== Exercise input ==

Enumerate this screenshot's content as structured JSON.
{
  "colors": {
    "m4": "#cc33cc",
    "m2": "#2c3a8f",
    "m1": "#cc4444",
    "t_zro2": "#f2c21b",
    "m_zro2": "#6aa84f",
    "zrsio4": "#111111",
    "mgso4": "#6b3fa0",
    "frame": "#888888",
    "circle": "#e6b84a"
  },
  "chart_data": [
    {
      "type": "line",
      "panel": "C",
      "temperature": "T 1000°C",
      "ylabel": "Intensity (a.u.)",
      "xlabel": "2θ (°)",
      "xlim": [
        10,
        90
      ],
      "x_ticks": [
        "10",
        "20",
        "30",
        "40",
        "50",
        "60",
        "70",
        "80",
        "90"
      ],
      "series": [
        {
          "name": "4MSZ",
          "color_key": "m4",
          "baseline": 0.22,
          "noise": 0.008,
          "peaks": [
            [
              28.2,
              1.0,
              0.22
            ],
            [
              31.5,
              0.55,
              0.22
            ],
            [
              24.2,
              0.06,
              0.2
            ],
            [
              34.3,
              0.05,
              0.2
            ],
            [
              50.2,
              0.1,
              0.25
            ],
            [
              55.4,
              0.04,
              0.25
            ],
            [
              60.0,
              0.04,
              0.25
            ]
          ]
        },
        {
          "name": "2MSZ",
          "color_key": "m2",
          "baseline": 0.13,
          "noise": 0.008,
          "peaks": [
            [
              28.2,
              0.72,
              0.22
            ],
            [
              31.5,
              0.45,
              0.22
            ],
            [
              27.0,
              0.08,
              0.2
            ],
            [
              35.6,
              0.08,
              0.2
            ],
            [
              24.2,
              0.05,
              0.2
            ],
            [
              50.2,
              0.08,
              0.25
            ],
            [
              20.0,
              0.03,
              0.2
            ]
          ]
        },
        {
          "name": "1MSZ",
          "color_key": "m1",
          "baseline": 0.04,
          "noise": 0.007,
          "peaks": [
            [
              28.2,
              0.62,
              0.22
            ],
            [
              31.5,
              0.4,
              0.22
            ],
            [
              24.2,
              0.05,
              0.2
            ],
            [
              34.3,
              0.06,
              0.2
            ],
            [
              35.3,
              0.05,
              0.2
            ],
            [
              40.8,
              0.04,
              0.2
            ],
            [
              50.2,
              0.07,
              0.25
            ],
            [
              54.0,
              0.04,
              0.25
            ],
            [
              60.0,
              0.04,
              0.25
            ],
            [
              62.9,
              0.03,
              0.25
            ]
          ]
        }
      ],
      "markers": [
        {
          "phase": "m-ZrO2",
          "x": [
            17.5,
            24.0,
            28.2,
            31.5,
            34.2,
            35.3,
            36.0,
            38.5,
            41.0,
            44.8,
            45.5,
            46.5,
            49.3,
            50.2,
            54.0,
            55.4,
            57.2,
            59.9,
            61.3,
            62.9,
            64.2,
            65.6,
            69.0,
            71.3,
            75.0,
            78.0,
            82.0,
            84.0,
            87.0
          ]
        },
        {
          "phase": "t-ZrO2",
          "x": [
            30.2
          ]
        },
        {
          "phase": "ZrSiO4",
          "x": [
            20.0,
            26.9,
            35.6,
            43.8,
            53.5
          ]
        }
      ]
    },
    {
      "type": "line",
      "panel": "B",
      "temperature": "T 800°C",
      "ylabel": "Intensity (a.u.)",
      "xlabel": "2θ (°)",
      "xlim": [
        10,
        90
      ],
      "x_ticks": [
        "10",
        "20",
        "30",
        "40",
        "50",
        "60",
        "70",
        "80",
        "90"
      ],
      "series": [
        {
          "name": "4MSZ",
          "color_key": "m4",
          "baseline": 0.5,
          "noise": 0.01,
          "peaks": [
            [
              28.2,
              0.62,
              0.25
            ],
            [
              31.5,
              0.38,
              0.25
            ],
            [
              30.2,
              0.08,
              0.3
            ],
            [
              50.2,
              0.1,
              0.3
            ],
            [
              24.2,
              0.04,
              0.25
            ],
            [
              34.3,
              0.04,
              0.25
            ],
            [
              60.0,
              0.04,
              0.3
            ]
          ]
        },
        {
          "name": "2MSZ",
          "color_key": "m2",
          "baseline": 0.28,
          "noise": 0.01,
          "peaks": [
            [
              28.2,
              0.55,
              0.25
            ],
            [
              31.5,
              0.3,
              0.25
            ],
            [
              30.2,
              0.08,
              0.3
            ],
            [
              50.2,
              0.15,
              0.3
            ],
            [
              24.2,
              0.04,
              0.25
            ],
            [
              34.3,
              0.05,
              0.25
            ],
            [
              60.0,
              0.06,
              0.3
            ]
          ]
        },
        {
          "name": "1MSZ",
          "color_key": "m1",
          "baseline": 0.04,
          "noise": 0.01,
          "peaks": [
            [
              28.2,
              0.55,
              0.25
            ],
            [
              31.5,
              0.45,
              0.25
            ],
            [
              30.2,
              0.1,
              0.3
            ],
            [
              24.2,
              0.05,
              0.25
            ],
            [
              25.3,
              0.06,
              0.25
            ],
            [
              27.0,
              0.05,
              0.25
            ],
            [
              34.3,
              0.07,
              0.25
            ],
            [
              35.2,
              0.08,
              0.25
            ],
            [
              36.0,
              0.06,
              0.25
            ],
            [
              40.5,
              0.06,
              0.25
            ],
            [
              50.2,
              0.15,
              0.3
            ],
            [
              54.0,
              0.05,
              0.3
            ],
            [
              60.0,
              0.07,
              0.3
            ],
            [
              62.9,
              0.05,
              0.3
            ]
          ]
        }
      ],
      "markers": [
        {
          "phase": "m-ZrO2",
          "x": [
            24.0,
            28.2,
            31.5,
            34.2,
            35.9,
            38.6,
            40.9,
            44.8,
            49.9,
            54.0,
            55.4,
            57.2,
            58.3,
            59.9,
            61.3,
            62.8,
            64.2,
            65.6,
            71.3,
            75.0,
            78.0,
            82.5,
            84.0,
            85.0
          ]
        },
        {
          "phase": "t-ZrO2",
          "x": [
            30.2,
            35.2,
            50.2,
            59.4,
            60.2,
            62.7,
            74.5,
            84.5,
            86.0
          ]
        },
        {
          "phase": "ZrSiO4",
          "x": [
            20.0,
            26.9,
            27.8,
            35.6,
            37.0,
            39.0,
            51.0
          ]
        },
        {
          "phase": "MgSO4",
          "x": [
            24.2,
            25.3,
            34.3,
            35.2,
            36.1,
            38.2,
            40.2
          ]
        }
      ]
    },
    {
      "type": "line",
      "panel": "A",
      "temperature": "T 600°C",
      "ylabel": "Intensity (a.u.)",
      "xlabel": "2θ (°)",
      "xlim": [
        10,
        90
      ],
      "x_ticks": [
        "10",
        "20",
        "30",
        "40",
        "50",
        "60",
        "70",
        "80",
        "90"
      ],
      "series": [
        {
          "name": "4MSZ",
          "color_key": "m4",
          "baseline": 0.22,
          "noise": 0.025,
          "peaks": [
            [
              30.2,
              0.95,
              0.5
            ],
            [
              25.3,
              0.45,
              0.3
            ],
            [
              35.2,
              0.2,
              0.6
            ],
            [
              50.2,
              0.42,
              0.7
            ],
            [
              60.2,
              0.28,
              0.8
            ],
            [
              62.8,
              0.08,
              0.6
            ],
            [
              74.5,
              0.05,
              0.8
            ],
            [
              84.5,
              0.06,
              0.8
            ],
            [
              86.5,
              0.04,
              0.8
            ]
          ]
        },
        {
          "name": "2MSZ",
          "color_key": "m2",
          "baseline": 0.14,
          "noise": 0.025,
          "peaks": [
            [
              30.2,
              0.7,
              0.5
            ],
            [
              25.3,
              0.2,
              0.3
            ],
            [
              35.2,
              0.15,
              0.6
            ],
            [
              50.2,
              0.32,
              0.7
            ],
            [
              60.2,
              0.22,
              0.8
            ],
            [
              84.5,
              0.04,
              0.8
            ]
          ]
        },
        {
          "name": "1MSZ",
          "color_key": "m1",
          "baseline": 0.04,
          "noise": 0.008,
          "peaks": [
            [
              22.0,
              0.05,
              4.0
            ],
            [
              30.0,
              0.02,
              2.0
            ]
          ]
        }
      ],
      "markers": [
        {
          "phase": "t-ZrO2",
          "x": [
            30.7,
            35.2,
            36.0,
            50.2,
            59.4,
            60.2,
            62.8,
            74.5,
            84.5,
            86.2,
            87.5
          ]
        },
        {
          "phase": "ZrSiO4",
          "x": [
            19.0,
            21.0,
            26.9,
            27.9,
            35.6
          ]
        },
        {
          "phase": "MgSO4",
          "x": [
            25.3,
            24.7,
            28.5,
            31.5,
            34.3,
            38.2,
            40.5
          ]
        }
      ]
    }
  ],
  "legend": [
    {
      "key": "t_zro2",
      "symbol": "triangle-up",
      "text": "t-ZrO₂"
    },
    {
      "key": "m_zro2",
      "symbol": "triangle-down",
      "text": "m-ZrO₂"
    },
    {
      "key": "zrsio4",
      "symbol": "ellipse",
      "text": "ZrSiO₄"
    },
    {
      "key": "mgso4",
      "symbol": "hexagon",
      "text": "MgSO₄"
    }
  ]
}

===

Objective:
Of the lines in the data, how many hold the string "symbol"? State the number, nothing else.

Answer to this exercise:
4